• _What you need to do_: Reproduce the data below word for word, leaving out any pictures.
▬▬▬▬▬▬
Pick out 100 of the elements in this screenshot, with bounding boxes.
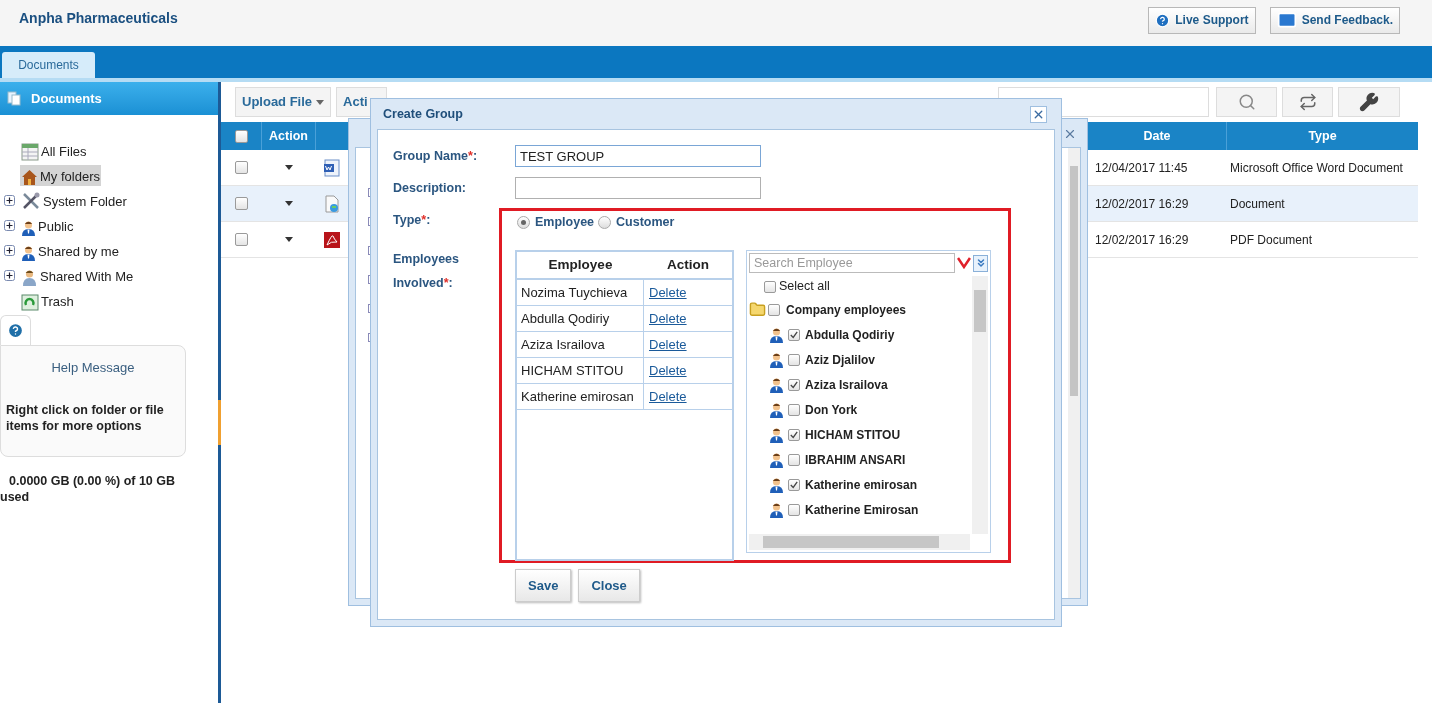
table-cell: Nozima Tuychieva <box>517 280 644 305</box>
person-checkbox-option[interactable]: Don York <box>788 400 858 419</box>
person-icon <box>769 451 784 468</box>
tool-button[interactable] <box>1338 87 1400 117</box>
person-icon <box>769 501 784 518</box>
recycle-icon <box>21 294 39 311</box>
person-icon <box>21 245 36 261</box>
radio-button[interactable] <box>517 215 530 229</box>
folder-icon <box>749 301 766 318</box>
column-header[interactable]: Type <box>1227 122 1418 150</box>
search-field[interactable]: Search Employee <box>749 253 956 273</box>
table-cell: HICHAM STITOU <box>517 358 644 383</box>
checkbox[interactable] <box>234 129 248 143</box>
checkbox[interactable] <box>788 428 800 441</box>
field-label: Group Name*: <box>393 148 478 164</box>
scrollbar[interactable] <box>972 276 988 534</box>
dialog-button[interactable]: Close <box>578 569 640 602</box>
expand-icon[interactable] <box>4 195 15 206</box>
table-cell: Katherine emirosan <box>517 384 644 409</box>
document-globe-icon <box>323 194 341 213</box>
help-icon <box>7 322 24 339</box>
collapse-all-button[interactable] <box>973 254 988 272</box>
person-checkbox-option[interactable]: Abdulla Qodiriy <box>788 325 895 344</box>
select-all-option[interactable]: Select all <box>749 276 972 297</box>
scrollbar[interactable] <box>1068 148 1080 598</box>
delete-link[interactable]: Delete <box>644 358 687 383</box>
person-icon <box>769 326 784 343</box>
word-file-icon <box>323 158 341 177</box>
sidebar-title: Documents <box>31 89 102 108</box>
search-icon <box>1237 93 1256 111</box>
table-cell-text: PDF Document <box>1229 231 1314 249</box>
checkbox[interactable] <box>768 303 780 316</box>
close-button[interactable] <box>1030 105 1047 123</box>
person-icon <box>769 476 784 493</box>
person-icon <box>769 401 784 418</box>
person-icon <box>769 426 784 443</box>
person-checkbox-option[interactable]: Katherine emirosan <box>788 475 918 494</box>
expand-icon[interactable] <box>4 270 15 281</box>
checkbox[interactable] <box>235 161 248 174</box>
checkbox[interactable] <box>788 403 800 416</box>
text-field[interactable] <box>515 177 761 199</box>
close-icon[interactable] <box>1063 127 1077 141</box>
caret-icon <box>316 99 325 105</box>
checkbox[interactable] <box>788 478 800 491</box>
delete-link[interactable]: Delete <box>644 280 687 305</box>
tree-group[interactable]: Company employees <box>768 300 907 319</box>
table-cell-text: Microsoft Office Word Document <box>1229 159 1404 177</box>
▬▬▬▬▬▬
• _Response to the task_:
Pick out 100 of the elements in this screenshot, with bounding boxes.
table-cell: Nozima Tuychieva <box>517 280 644 305</box>
person-checkbox-option[interactable]: Don York <box>788 400 858 419</box>
person-icon <box>769 451 784 468</box>
tool-button[interactable] <box>1338 87 1400 117</box>
person-icon <box>769 501 784 518</box>
recycle-icon <box>21 294 39 311</box>
person-icon <box>21 245 36 261</box>
radio-button[interactable] <box>517 215 530 229</box>
folder-icon <box>749 301 766 318</box>
column-header[interactable]: Type <box>1227 122 1418 150</box>
search-field[interactable]: Search Employee <box>749 253 956 273</box>
table-cell: HICHAM STITOU <box>517 358 644 383</box>
checkbox[interactable] <box>234 129 248 143</box>
checkbox[interactable] <box>788 428 800 441</box>
field-label: Group Name*: <box>393 148 478 164</box>
scrollbar[interactable] <box>972 276 988 534</box>
dialog-button[interactable]: Close <box>578 569 640 602</box>
expand-icon[interactable] <box>4 195 15 206</box>
table-cell: Katherine emirosan <box>517 384 644 409</box>
document-globe-icon <box>323 194 341 213</box>
help-icon <box>7 322 24 339</box>
collapse-all-button[interactable] <box>973 254 988 272</box>
person-checkbox-option[interactable]: Abdulla Qodiriy <box>788 325 895 344</box>
select-all-option[interactable]: Select all <box>749 276 972 297</box>
scrollbar[interactable] <box>1068 148 1080 598</box>
delete-link[interactable]: Delete <box>644 358 687 383</box>
person-icon <box>769 326 784 343</box>
word-file-icon <box>323 158 341 177</box>
sidebar-title: Documents <box>31 89 102 108</box>
search-icon <box>1237 93 1256 111</box>
table-cell-text: PDF Document <box>1229 231 1314 249</box>
checkbox[interactable] <box>768 303 780 316</box>
close-button[interactable] <box>1030 105 1047 123</box>
person-icon <box>769 476 784 493</box>
person-icon <box>769 401 784 418</box>
person-icon <box>769 426 784 443</box>
person-checkbox-option[interactable]: Katherine emirosan <box>788 475 918 494</box>
expand-icon[interactable] <box>4 270 15 281</box>
checkbox[interactable] <box>235 161 248 174</box>
checkbox[interactable] <box>788 403 800 416</box>
text-field[interactable] <box>515 177 761 199</box>
close-icon[interactable] <box>1063 127 1077 141</box>
caret-icon <box>316 99 325 105</box>
checkbox[interactable] <box>788 478 800 491</box>
delete-link[interactable]: Delete <box>644 280 687 305</box>
tree-group[interactable]: Company employees <box>768 300 907 319</box>
table-cell-text: Microsoft Office Word Document <box>1229 159 1404 177</box>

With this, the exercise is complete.